■ Stated exercise:
Extract all lines containing "ampoules".

== Dataset content ==

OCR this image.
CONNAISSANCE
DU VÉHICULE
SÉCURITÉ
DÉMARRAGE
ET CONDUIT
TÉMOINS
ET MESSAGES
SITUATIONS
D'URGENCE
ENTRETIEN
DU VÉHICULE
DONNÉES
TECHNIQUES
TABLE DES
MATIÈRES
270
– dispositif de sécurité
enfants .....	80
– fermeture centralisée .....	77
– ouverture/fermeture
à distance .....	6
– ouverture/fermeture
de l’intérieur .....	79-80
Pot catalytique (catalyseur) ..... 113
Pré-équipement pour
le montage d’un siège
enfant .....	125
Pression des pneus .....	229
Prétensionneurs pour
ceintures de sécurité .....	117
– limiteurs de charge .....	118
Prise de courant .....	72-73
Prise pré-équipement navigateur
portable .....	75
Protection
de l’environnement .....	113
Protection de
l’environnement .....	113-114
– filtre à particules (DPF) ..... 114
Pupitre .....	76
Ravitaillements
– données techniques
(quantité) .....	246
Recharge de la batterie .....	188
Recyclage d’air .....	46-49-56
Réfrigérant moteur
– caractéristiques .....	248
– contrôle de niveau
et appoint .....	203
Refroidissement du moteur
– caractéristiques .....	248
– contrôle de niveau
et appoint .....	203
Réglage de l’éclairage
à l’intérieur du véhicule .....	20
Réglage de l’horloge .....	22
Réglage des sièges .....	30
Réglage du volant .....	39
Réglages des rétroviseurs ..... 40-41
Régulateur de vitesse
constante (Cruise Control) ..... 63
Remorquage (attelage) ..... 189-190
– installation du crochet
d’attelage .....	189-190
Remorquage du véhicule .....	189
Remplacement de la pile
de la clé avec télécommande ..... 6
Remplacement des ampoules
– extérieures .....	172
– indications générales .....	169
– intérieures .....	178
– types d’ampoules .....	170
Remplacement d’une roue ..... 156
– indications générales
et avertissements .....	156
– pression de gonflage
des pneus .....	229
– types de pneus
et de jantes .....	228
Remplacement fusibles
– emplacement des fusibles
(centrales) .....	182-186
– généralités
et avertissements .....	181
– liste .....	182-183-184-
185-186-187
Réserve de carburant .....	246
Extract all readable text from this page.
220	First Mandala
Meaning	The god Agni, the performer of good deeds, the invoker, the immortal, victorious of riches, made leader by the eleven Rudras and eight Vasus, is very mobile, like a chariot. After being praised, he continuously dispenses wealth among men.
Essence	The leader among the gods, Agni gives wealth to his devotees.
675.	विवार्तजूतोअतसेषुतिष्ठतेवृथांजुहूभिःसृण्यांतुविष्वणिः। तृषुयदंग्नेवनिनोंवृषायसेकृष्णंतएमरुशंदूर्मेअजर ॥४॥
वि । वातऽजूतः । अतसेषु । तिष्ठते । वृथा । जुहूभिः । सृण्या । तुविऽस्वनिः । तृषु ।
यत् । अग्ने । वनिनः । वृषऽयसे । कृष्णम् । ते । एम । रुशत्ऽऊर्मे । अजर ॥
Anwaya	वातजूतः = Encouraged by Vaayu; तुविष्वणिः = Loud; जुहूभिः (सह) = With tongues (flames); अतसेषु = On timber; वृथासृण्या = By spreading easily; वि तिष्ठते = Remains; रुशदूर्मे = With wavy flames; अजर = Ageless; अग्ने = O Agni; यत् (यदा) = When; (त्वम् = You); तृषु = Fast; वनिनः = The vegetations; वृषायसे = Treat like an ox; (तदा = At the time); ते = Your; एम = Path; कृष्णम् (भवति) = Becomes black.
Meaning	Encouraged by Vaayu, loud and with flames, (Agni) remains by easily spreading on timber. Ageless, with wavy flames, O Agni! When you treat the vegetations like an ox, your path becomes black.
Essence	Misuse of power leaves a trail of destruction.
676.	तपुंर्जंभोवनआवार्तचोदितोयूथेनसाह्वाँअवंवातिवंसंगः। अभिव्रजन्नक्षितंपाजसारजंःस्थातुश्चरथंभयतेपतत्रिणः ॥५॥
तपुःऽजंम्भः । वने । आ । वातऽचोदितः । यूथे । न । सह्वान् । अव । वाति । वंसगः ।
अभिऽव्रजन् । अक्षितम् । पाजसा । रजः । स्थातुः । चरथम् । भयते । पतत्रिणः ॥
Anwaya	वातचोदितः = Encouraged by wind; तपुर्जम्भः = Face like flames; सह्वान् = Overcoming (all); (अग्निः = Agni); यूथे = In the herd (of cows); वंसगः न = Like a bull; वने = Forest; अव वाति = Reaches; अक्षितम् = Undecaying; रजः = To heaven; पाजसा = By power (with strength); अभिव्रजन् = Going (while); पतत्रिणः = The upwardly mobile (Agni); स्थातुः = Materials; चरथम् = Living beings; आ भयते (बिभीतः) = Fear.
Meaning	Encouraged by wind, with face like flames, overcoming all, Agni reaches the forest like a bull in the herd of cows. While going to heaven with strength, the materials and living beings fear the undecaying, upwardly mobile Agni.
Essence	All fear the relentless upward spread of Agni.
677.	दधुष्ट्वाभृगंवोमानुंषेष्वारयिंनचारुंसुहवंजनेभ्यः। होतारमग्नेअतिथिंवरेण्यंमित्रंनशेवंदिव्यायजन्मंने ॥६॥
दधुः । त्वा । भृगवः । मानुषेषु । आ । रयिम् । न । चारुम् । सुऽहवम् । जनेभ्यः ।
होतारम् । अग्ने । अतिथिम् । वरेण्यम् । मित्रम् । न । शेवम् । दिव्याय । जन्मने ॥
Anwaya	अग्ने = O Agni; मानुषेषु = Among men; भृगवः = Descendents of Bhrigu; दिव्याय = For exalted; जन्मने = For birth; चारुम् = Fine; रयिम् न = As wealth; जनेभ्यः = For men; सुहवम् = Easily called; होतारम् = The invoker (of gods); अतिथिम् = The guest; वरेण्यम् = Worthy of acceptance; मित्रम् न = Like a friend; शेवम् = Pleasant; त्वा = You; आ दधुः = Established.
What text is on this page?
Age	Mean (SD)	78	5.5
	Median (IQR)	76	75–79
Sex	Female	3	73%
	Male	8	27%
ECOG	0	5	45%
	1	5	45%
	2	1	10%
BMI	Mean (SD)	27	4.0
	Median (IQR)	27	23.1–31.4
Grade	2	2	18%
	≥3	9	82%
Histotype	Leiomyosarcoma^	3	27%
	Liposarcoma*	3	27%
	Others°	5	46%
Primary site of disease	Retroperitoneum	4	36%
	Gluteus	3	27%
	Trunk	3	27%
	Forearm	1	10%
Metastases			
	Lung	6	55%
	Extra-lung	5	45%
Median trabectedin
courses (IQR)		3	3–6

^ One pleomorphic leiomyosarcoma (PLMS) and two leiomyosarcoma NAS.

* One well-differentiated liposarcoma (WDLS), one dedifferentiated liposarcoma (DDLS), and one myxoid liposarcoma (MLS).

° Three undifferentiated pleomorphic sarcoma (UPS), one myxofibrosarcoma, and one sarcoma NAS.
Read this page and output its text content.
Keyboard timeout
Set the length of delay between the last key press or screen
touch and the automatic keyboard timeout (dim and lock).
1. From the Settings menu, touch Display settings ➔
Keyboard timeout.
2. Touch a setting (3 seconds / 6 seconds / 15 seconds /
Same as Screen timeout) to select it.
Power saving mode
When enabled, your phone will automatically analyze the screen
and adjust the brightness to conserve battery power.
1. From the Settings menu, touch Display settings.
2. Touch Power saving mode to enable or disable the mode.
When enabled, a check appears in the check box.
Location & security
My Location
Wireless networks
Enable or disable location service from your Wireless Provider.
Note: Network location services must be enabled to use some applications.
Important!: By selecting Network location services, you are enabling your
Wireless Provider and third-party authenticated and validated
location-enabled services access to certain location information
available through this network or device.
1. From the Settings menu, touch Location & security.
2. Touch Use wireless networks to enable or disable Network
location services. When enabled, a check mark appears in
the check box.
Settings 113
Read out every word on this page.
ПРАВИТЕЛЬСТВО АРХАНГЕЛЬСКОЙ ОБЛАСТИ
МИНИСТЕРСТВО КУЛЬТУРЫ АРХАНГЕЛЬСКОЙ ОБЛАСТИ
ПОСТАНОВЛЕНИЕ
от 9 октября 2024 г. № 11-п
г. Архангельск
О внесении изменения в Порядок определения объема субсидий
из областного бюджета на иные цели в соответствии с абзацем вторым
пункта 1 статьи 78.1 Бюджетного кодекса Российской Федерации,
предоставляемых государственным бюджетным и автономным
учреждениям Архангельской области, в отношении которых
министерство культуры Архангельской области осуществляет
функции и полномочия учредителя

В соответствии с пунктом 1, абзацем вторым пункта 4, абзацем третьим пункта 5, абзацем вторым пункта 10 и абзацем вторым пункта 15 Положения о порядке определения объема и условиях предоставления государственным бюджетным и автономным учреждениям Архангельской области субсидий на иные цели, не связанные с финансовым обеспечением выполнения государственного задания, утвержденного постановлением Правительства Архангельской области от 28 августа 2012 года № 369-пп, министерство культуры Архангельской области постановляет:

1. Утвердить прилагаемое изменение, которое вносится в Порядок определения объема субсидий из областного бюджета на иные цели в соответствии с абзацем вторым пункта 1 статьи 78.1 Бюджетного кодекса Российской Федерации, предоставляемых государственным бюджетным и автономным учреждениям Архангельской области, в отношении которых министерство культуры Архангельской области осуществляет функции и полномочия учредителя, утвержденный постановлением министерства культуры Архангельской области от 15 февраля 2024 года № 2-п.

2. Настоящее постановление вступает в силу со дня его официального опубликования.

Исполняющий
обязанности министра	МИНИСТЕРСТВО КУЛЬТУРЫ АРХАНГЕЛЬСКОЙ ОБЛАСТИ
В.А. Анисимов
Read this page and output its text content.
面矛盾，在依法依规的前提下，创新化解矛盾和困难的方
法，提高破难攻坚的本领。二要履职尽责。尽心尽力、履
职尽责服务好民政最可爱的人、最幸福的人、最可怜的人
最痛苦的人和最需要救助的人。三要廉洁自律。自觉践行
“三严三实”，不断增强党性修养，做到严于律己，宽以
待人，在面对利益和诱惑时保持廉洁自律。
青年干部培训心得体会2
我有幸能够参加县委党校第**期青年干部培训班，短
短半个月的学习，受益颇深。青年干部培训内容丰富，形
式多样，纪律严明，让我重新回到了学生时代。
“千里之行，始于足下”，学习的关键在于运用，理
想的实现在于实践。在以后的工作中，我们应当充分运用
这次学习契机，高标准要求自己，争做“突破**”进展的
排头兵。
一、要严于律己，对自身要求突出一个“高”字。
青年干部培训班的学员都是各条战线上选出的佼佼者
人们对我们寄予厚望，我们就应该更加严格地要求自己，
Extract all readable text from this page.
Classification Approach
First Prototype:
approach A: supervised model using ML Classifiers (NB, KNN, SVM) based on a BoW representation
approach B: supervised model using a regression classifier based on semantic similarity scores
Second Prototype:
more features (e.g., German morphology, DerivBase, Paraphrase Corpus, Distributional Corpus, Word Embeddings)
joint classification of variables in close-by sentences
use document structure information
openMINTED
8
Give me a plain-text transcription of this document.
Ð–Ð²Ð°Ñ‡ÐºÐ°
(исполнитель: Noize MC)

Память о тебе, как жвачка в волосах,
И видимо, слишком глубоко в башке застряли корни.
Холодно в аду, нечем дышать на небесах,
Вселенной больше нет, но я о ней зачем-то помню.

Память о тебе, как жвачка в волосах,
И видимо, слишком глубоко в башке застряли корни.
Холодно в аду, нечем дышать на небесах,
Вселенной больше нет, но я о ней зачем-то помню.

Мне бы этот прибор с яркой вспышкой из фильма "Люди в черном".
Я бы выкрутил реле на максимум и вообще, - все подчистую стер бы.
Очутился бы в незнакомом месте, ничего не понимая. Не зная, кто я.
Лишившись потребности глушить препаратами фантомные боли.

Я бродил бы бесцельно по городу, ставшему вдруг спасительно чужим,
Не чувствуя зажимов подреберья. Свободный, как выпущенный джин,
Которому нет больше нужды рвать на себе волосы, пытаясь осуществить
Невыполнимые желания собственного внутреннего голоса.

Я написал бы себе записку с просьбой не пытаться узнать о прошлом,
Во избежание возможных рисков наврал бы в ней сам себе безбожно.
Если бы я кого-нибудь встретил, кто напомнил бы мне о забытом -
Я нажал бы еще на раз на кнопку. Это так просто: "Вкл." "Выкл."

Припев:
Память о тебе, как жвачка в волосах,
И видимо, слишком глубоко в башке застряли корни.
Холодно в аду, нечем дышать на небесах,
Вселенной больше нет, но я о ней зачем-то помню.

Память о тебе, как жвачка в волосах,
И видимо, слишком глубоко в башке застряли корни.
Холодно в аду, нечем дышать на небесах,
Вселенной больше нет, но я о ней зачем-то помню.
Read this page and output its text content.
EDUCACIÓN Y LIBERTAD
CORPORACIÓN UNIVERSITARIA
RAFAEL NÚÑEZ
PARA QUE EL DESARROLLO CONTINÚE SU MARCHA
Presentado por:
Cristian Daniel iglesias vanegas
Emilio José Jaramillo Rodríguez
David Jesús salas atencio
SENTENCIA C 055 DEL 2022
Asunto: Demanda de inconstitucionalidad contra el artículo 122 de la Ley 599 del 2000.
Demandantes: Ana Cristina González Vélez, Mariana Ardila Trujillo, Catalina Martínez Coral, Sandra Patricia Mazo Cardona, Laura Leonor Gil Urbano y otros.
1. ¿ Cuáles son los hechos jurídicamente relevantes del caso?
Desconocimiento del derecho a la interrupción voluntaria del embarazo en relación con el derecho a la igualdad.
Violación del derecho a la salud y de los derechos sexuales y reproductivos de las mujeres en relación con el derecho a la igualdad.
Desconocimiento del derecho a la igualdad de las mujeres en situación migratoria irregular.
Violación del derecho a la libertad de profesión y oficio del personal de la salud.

===

■ Written response:
Remplacement des ampoules
– types d’ampoules .....	170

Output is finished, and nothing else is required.